§ **Extracted records**:
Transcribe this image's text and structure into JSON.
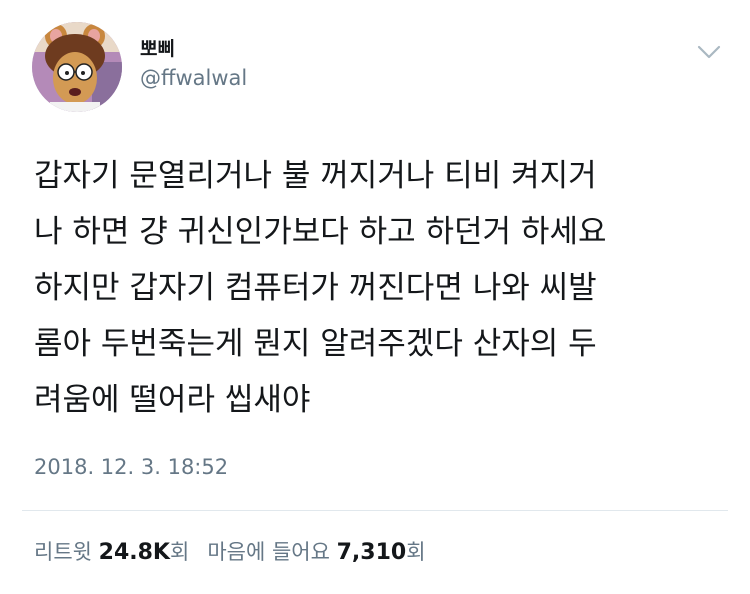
{
  "author": {
    "name": "뽀삐",
    "handle": "@ffwalwal"
  },
  "tweet": {
    "text": "갑자기 문열리거나 불 꺼지거나 티비 켜지거\n나 하면 걍 귀신인가보다 하고 하던거 하세요\n하지만 갑자기 컴퓨터가 꺼진다면 나와 씨발\n롬아 두번죽는게 뭔지 알려주겠다 산자의 두\n려움에 떨어라 씹새야",
    "timestamp": "2018. 12. 3. 18:52"
  },
  "stats": {
    "retweets_label": "리트윗",
    "retweets_count": "24.8K",
    "retweets_unit": "회",
    "likes_label": "마음에 들어요",
    "likes_count": "7,310",
    "likes_unit": "회"
  },
  "icons": {
    "menu": "chevron-down-icon",
    "avatar": "cartoon-character-avatar"
  },
  "colors": {
    "text": "#14171a",
    "secondary": "#657786",
    "divider": "#e1e8ed"
  }
}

§ **Written exercise**:
Can you retype every record above exactly, leaving out the pictures?

§ **Solution for this problem**:
Transcribe this image's text and structure into JSON.
{
  "author": {
    "name": "뽀삐",
    "handle": "@ffwalwal"
  },
  "tweet": {
    "text": "갑자기 문열리거나 불 꺼지거나 티비 켜지거\n나 하면 걍 귀신인가보다 하고 하던거 하세요\n하지만 갑자기 컴퓨터가 꺼진다면 나와 씨발\n롬아 두번죽는게 뭔지 알려주겠다 산자의 두\n려움에 떨어라 씹새야",
    "timestamp": "2018. 12. 3. 18:52"
  },
  "stats": {
    "retweets_label": "리트윗",
    "retweets_count": "24.8K",
    "retweets_unit": "회",
    "likes_label": "마음에 들어요",
    "likes_count": "7,310",
    "likes_unit": "회"
  },
  "icons": {
    "menu": "chevron-down-icon",
    "avatar": "cartoon-character-avatar"
  },
  "colors": {
    "text": "#14171a",
    "secondary": "#657786",
    "divider": "#e1e8ed"
  }
}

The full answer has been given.